Check each line of the material below, and copy it if it holds the string "ylabel".

++++ Records for this task ++++

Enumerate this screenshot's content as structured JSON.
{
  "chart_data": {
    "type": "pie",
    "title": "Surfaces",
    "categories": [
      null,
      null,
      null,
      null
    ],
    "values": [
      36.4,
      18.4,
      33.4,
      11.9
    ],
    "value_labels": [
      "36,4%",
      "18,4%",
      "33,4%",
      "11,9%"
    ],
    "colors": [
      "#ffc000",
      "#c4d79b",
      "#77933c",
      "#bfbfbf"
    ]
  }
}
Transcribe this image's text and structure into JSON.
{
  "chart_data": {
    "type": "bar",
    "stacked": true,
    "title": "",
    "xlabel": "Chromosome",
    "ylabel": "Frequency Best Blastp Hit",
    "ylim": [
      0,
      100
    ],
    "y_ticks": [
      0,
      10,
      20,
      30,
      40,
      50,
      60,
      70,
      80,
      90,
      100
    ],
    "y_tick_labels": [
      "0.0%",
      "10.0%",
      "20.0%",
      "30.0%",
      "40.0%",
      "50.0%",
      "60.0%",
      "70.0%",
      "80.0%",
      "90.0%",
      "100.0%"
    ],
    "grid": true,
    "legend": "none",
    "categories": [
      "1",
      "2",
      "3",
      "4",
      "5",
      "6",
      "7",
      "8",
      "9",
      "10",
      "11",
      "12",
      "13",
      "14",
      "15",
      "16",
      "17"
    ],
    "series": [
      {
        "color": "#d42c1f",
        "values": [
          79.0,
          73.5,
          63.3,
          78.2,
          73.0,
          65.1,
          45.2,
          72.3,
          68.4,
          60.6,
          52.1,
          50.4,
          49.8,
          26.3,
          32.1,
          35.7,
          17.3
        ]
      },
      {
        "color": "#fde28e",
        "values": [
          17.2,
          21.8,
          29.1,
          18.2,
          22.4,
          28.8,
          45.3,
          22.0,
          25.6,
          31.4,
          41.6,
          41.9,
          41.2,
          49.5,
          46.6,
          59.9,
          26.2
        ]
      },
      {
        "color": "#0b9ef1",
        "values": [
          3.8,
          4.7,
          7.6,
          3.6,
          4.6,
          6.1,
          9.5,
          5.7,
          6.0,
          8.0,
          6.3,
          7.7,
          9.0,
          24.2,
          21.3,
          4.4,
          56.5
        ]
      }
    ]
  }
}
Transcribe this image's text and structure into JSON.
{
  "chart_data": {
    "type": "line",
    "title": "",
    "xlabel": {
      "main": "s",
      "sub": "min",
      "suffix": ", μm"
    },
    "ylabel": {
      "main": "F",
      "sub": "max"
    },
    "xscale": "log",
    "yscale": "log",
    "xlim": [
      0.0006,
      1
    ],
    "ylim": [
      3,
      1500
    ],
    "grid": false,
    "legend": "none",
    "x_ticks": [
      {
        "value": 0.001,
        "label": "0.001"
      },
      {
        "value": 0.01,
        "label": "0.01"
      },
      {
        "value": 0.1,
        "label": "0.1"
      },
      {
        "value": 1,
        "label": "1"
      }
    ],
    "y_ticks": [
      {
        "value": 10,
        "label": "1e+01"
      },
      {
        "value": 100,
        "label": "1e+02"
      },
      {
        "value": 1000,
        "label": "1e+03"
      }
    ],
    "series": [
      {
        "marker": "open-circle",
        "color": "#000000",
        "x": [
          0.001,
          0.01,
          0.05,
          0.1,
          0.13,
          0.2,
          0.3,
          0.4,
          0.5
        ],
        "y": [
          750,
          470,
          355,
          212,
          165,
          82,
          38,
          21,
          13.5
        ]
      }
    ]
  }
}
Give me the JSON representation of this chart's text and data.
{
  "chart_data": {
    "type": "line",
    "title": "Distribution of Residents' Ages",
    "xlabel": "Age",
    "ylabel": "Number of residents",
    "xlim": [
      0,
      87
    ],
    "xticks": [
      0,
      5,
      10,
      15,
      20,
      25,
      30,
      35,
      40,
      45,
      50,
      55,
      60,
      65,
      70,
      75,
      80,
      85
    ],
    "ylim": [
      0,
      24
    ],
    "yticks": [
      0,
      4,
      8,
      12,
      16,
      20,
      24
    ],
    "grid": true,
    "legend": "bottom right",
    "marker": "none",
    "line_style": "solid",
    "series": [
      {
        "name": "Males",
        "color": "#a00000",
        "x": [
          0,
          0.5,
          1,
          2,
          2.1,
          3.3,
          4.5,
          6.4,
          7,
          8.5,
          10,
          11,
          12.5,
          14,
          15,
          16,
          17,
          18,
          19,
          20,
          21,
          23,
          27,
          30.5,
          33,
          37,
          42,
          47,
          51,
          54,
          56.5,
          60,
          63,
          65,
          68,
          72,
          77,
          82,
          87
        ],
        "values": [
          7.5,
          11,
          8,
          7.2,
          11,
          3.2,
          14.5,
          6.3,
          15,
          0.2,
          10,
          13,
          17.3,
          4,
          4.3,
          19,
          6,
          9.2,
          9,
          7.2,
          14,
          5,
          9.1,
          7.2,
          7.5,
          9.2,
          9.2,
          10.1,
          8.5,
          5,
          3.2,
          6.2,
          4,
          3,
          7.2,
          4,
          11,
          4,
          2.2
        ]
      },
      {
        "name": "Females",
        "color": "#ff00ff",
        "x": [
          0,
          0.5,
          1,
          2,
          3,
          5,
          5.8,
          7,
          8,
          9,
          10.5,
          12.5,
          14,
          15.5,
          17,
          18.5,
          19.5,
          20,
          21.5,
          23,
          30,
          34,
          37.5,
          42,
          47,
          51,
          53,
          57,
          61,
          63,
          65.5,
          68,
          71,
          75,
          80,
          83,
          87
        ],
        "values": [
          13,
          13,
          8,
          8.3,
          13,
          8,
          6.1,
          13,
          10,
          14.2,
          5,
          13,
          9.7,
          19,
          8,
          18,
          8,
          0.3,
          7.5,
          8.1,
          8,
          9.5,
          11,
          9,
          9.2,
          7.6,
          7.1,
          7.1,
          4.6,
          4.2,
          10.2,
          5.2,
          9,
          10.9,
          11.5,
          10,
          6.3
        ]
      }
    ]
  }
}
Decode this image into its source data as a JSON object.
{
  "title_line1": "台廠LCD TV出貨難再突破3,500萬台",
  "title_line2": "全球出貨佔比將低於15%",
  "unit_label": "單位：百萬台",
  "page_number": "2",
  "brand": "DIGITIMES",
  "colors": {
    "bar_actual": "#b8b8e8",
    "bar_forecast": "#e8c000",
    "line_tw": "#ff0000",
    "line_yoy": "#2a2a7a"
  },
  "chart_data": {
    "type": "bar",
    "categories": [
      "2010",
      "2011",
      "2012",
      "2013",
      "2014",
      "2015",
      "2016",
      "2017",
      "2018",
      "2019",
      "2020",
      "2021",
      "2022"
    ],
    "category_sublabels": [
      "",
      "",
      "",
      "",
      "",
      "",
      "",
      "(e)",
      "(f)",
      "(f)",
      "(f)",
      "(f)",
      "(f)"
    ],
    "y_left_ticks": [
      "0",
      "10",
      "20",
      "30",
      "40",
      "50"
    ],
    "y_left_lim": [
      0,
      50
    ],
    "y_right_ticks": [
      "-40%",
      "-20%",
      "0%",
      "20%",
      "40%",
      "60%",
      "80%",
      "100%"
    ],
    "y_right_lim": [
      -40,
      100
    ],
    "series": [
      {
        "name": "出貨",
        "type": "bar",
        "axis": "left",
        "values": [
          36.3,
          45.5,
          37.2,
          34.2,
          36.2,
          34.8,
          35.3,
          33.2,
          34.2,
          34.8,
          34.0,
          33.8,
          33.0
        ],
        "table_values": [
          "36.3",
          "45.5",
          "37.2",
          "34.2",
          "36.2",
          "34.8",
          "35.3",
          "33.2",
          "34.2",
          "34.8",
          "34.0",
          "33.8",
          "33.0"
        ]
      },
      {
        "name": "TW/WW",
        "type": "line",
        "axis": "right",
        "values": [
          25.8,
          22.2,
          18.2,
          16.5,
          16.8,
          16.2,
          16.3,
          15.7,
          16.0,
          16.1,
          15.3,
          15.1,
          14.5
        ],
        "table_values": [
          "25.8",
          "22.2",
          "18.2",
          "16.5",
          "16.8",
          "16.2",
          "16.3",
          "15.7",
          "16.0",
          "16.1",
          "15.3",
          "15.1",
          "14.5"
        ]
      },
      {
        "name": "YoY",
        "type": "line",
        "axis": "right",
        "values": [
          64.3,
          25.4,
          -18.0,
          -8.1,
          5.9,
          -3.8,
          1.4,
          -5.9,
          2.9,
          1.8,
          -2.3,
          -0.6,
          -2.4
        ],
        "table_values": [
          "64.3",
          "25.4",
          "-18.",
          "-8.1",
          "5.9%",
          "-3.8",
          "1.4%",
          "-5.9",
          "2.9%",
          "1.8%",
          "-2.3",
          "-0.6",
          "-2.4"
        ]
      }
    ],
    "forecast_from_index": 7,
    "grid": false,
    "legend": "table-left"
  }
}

++++

Solution for this problem:
    "ylabel": "Frequency Best Blastp Hit",
    "ylabel": {
    "ylabel": "Number of residents",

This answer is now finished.